## Exercise
Find each line containing the string "time". Copy it.

[Records from a data collection]
>> start

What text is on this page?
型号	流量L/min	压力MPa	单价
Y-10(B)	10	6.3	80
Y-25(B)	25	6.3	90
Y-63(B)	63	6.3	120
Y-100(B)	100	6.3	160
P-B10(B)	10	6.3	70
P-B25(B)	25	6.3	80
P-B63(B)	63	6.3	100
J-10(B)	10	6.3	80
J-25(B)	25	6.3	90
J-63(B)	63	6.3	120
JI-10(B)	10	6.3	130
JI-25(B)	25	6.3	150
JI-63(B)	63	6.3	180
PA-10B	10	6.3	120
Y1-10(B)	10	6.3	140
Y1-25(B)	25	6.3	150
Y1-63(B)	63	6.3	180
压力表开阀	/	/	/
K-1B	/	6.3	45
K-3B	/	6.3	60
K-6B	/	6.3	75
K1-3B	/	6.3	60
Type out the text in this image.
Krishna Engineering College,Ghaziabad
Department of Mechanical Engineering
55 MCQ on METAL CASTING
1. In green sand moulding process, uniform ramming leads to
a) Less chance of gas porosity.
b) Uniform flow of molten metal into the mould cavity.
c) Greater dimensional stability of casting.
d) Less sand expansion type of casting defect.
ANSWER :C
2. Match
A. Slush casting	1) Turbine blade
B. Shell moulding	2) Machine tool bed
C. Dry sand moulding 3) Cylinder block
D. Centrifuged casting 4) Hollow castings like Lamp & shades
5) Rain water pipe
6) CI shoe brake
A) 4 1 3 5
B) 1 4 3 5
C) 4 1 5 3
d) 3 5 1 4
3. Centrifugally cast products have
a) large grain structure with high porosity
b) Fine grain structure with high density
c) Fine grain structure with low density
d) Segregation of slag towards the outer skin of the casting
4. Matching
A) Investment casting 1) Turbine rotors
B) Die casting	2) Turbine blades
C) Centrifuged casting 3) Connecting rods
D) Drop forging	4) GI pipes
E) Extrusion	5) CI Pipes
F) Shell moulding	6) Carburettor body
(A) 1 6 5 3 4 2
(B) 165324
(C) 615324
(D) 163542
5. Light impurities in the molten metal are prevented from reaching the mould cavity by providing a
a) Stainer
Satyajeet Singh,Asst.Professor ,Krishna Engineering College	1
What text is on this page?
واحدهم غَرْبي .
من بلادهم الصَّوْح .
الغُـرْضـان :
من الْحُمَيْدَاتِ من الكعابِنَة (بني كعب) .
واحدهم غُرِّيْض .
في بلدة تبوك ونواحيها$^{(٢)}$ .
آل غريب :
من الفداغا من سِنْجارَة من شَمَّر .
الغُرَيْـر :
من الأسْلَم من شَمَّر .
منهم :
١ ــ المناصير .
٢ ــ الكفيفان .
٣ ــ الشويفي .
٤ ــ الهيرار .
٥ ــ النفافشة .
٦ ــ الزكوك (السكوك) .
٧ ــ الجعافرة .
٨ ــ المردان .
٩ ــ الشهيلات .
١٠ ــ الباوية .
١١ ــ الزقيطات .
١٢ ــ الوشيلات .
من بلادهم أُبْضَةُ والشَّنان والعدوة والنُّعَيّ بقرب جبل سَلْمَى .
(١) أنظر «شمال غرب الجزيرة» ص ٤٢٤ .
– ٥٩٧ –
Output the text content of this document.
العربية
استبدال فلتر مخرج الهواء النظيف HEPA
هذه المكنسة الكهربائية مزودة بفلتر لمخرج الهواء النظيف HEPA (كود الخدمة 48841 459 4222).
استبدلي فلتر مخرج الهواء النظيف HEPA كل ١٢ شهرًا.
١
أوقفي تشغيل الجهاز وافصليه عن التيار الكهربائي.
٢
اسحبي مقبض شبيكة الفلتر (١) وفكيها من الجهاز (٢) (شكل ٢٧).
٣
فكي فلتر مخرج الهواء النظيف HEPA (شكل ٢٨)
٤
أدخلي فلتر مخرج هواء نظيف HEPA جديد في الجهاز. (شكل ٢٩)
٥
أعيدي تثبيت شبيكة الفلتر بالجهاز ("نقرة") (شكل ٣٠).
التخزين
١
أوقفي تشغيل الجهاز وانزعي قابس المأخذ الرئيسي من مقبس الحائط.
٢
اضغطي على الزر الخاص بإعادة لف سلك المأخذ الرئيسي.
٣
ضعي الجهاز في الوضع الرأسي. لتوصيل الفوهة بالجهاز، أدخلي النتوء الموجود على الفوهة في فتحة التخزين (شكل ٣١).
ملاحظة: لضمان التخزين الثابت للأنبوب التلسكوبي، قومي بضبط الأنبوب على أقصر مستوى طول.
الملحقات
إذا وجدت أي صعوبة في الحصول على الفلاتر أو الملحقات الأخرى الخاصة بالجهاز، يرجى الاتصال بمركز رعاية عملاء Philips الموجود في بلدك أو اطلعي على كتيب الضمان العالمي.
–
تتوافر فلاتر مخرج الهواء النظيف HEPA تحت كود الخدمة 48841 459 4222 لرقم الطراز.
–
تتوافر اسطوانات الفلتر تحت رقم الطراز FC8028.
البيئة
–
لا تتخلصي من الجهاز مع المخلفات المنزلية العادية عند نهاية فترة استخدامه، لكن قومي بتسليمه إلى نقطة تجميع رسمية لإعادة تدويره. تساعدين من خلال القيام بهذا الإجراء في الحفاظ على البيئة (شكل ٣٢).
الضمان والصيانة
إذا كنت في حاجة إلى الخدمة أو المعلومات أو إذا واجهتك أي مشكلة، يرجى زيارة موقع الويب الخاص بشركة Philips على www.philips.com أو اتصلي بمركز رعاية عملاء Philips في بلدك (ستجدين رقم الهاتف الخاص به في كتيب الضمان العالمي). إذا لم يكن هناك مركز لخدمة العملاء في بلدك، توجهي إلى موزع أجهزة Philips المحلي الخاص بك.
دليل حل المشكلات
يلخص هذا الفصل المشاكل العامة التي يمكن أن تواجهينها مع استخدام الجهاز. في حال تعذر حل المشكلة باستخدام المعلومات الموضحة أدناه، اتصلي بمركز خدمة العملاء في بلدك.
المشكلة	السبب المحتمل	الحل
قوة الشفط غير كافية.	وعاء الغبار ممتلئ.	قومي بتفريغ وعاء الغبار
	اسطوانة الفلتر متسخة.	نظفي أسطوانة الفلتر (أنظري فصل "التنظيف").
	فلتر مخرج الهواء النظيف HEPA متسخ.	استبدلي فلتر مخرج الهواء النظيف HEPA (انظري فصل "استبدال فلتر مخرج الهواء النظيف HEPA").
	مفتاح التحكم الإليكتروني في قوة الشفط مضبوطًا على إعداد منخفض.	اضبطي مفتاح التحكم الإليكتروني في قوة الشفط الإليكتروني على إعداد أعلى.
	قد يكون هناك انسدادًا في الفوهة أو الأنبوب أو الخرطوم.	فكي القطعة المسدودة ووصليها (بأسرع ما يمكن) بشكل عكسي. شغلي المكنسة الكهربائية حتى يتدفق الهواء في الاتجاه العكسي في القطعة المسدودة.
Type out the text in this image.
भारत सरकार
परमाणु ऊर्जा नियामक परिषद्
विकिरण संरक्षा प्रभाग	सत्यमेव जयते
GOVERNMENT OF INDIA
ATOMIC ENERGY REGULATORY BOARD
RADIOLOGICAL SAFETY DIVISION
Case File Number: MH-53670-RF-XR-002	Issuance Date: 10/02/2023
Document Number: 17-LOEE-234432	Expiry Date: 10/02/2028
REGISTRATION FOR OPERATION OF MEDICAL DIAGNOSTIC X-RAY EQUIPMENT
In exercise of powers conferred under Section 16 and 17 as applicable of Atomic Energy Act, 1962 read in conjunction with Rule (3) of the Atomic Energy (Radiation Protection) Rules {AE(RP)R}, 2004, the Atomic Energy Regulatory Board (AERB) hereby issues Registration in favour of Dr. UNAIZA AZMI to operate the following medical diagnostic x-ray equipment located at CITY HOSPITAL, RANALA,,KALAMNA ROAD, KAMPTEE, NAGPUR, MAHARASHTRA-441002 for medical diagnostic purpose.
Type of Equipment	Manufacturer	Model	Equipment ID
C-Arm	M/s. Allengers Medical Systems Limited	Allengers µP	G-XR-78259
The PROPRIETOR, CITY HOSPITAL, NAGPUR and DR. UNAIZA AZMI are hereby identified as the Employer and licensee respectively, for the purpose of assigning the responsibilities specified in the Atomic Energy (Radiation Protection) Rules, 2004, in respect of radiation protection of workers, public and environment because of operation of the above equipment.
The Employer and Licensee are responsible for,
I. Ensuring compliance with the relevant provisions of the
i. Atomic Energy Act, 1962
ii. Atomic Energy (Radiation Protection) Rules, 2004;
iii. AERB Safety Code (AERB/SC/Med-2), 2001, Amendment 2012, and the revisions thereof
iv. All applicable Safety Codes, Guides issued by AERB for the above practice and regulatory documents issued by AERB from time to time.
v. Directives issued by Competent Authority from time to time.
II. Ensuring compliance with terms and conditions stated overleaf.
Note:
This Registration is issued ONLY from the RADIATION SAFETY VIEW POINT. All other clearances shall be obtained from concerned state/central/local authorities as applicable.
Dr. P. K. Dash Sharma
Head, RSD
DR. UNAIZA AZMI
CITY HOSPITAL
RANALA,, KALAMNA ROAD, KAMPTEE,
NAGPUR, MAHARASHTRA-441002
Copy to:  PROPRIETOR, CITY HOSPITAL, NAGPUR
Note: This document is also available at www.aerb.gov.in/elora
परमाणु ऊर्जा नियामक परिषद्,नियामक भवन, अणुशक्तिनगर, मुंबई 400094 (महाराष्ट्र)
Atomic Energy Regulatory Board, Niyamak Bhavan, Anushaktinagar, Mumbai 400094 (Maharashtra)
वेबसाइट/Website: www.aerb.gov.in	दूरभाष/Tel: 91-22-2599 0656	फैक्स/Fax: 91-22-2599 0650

>> end

## Expected answer
iv. All applicable Safety Codes, Guides issued by AERB for the above practice and regulatory documents issued by AERB from time to time.
v. Directives issued by Competent Authority from time to time.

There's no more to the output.